━━ Text segment ━━

Who are Your People?

by Christi-Anna Boyer, Women’s Ministry Coordinator

Who was your first childhood friend? What made that person your friend? Maybe it was the good times you had together, or risks you took together, or even the way you both liked the same sports or hobbies. Whatever it was that drew the two of you together, it created shared experiences that led to a connection and a deeper understanding of each other.

Everyone desires to have friends. Jesus Himself had relationships, even best friends, and others with which He was investing his time. He had friends with which He laughed, traveled, and shared meals. Jesus also confided in his friends and asked them for support through prayer in some of his darkest hours. These shared experiences created friendship of the deepest kind.

“My people” have been there for me unconditionally and have supported me through prayer, encouragement, and love. They have also called me out, challenged me, and re-directed me. I have several core groups of people that I have found to be essential in my life: mentors (I’ve had several over the years), best friends, spiritual co-laborers, and the people I have strategically chosen to invest in, pray for, teach, or encourage. All of these people are irreplaceable. I have found that if I try to remove one or more of these people groups from my life, I begin to feel less purposed, less disciplined, less known, and even useless and frustrated at times; however, there is harmony in my life when all “my people” are part of the rhythm of my life.

━━━
━━ Data ━━

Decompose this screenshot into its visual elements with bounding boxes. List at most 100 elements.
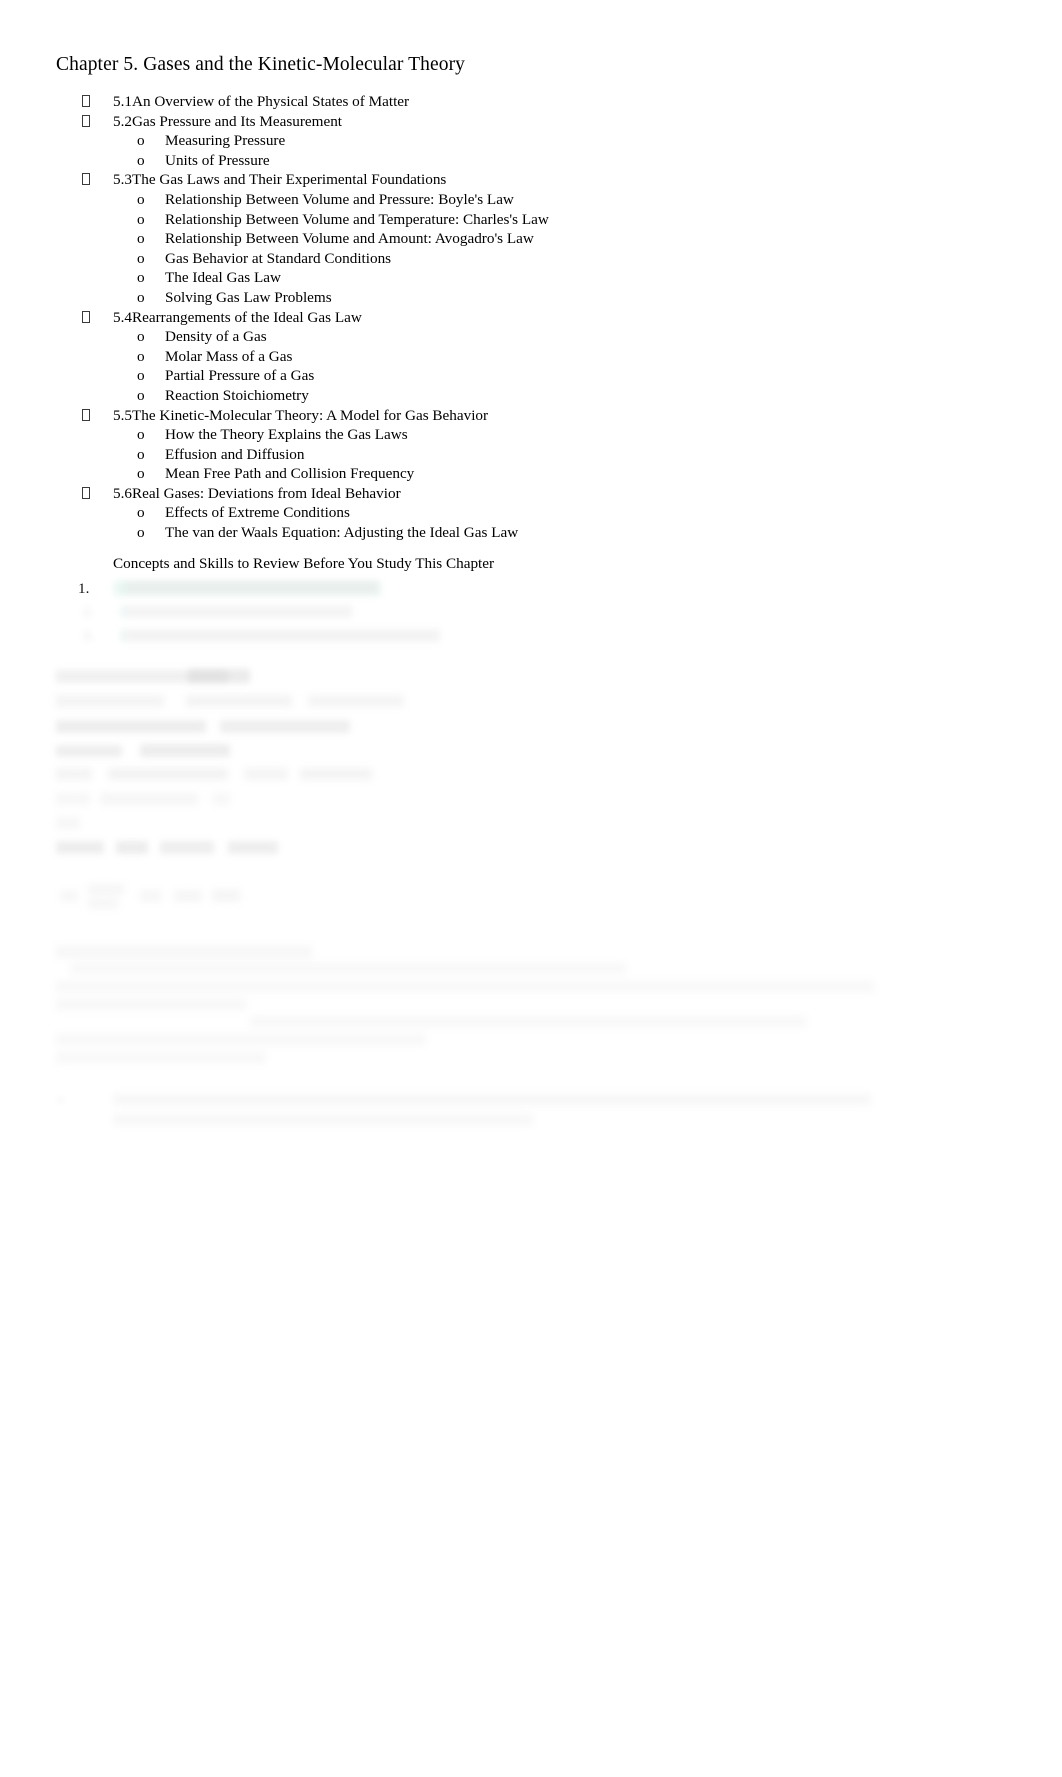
obscured-fraction-numerator bbox=[88, 884, 124, 895]
outline-item-label: 5.1An Overview of the Physical States of… bbox=[113, 93, 410, 110]
obscured-paragraph-line bbox=[56, 999, 246, 1010]
outline-item-5-3: 5.3The Gas Laws and Their Experimental F… bbox=[0, 170, 1062, 190]
circle-o-icon: o bbox=[137, 210, 145, 228]
obscured-fraction bbox=[140, 890, 162, 902]
circle-o-icon: o bbox=[137, 269, 145, 287]
outline-subitem: o Partial Pressure of a Gas bbox=[0, 366, 1062, 386]
outline-subitem: o Effusion and Diffusion bbox=[0, 445, 1062, 465]
obscured-equation-line bbox=[300, 768, 372, 780]
outline-subitem: o Molar Mass of a Gas bbox=[0, 347, 1062, 367]
obscured-equation-line bbox=[56, 817, 80, 829]
circle-o-icon: o bbox=[137, 524, 145, 542]
obscured-equation-line bbox=[56, 793, 90, 805]
obscured-fraction-denominator bbox=[88, 898, 118, 909]
outline-subitem-label: How the Theory Explains the Gas Laws bbox=[165, 426, 408, 444]
outline-subitem-label: Density of a Gas bbox=[165, 328, 267, 346]
outline-subitem-label: Partial Pressure of a Gas bbox=[165, 367, 315, 385]
circle-o-icon: o bbox=[137, 328, 145, 346]
outline-subitem-label: Relationship Between Volume and Pressure… bbox=[165, 190, 514, 208]
outline-subitem-label: The Ideal Gas Law bbox=[165, 269, 281, 287]
outline-subitem-label: Solving Gas Law Problems bbox=[165, 288, 332, 306]
obscured-paragraph-line bbox=[56, 1052, 266, 1063]
obscured-list-line bbox=[120, 605, 352, 618]
obscured-equation-line bbox=[220, 720, 350, 733]
obscured-equation-line bbox=[56, 768, 92, 780]
obscured-list-marker: • bbox=[58, 1094, 63, 1109]
obscured-list-marker: 3. bbox=[83, 629, 94, 644]
circle-o-icon: o bbox=[137, 190, 145, 208]
outline-subitem-label: The van der Waals Equation: Adjusting th… bbox=[165, 524, 519, 542]
obscured-equation-line bbox=[140, 744, 230, 757]
obscured-fraction bbox=[60, 890, 78, 902]
outline-item-5-6: 5.6Real Gases: Deviations from Ideal Beh… bbox=[0, 484, 1062, 504]
outline-subitem-label: Gas Behavior at Standard Conditions bbox=[165, 249, 392, 267]
outline-subitem-label: Effects of Extreme Conditions bbox=[165, 504, 350, 522]
obscured-paragraph-line bbox=[56, 1034, 426, 1045]
outline-item-label: 5.3The Gas Laws and Their Experimental F… bbox=[113, 171, 447, 189]
outline-subitem-label: Molar Mass of a Gas bbox=[165, 347, 293, 365]
outline-subitem-label: Effusion and Diffusion bbox=[165, 445, 305, 463]
circle-o-icon: o bbox=[137, 249, 145, 267]
obscured-paragraph-line bbox=[113, 1114, 533, 1125]
circle-o-icon: o bbox=[137, 132, 145, 150]
obscured-equation-line bbox=[228, 841, 278, 854]
outline-item-label: 5.5The Kinetic-Molecular Theory: A Model… bbox=[113, 406, 489, 424]
outline-item-5-4: 5.4Rearrangements of the Ideal Gas Law bbox=[0, 308, 1062, 328]
page-title: Chapter 5. Gases and the Kinetic-Molecul… bbox=[56, 54, 466, 75]
outline-subitem: o Mean Free Path and Collision Frequency bbox=[0, 464, 1062, 484]
tofu-box-icon bbox=[82, 114, 90, 127]
obscured-equation-line bbox=[108, 768, 228, 780]
outline-subitem-label: Mean Free Path and Collision Frequency bbox=[165, 465, 415, 483]
outline-item-label: 5.4Rearrangements of the Ideal Gas Law bbox=[113, 308, 362, 326]
obscured-equation-line bbox=[188, 669, 250, 683]
outline-item-5-5: 5.5The Kinetic-Molecular Theory: A Model… bbox=[0, 406, 1062, 426]
obscured-list-line bbox=[120, 629, 440, 642]
obscured-fraction bbox=[212, 889, 240, 902]
obscured-fraction bbox=[174, 890, 202, 902]
obscured-equation-line bbox=[244, 768, 288, 780]
obscured-paragraph-line bbox=[70, 963, 626, 974]
tofu-box-icon bbox=[82, 310, 90, 323]
outline-subitem-label: Relationship Between Volume and Amount: … bbox=[165, 230, 534, 248]
outline-subitem: o Units of Pressure bbox=[0, 151, 1062, 171]
outline-subitem: o How the Theory Explains the Gas Laws bbox=[0, 425, 1062, 445]
obscured-equation-line bbox=[212, 793, 230, 805]
outline-subitem-label: Reaction Stoichiometry bbox=[165, 386, 309, 404]
outline-subitem-label: Units of Pressure bbox=[165, 151, 270, 169]
circle-o-icon: o bbox=[137, 465, 145, 483]
obscured-paragraph-line bbox=[250, 1016, 806, 1027]
outline-subitem-label: Measuring Pressure bbox=[165, 132, 286, 150]
circle-o-icon: o bbox=[137, 445, 145, 463]
tofu-box-icon bbox=[82, 486, 90, 499]
obscured-equation-line bbox=[308, 695, 404, 707]
obscured-equation-line bbox=[56, 745, 122, 757]
outline-subitem: o Effects of Extreme Conditions bbox=[0, 503, 1062, 523]
obscured-paragraph-line bbox=[113, 1094, 871, 1105]
obscured-equation-line bbox=[100, 793, 198, 805]
outline-item-5-2: 5.2Gas Pressure and Its Measurement bbox=[0, 112, 1062, 132]
obscured-equation-line bbox=[56, 695, 164, 707]
obscured-list-marker: 2. bbox=[83, 605, 94, 620]
obscured-equation-line bbox=[56, 720, 206, 733]
outline-subitem: o Relationship Between Volume and Temper… bbox=[0, 210, 1062, 230]
outline-subitem: o The Ideal Gas Law bbox=[0, 268, 1062, 288]
circle-o-icon: o bbox=[137, 367, 145, 385]
tofu-box-icon bbox=[82, 408, 90, 421]
obscured-equation-line bbox=[160, 841, 214, 854]
outline-subitem: o Measuring Pressure bbox=[0, 131, 1062, 151]
circle-o-icon: o bbox=[137, 230, 145, 248]
obscured-paragraph-line bbox=[56, 981, 874, 992]
outline-subitem-label: Relationship Between Volume and Temperat… bbox=[165, 210, 549, 228]
circle-o-icon: o bbox=[137, 426, 145, 444]
obscured-equation-line bbox=[116, 841, 148, 854]
obscured-equation-line bbox=[186, 695, 292, 707]
numbered-list-marker: 1. bbox=[78, 580, 90, 597]
outline-subitem: o Relationship Between Volume and Pressu… bbox=[0, 190, 1062, 210]
review-section-heading: Concepts and Skills to Review Before You… bbox=[113, 555, 495, 572]
outline-subitem: o Density of a Gas bbox=[0, 327, 1062, 347]
circle-o-icon: o bbox=[137, 288, 145, 306]
circle-o-icon: o bbox=[137, 347, 145, 365]
obscured-equation-line bbox=[56, 670, 228, 683]
circle-o-icon: o bbox=[137, 386, 145, 404]
tofu-box-icon bbox=[82, 173, 90, 186]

━━━

▶ _Written instruction 1_
Reproduce the essay on friendship verbatim, beginning at the words "Who are Your" and stopping after "of each other.".
▶ _Written instruction 2_
According to the essay on friendship, why does the author regard each of her groups of people as irreplaceable? Answer in one to three sentences.
▶ _Written instruction 3_
Resume the essay on friendship, continuing on from its final sentence.

▶ _Reply 1_
Who are Your People?

by Christi-Anna Boyer, Women’s Ministry Coordinator

Who was your first childhood friend? What made that person your friend? Maybe it was the good times you had together, or risks you took together, or even the way you both liked the same sports or hobbies. Whatever it was that drew the two of you together, it created shared experiences that led to a connection and a deeper understanding of each other.

▶ _Reply 2_
The author finds that when she tries to remove one or more of these groups from her life, she begins to feel less purposed, less disciplined, less known, and at times useless and frustrated. When all of them remain part of the rhythm of her life, she experiences harmony.

▶ _Reply 3_
The Father created us as human beings to be in community with one another, both for our own personal health and development but also for the sake of living in the context of gospel community for the greater work of the body of Christ. There is an innate desire to know and to be known, accepted, and loved. Relationships, in the context of the gospel, have the ability to spur us on towards spiritual health and life. So who are “your people”? What does your “gospel community” look like right now?

I want to encourage you today in knowing that if you find yourself relationally isolated, unhealthy, or lonely, the Father is kind and loves to hear the cries of our heart, especially when they reflect the desires and intentions of His heart. Spend some time today asking the Father to lead you to others with whom you can pursue relationship. Maybe use the scripture below for this time of prayer and ask the Father to bring people into your life that will spiritually challenge and encourage you: mentors, best friends, partners, and learners/apprentices.

Praying for “your people”

Ask the Father:


Matthew 7:11 “If you then, who are evil, know how to give good gifts to your children, how much more will your Father who is in heaven give good things to those who ask him!”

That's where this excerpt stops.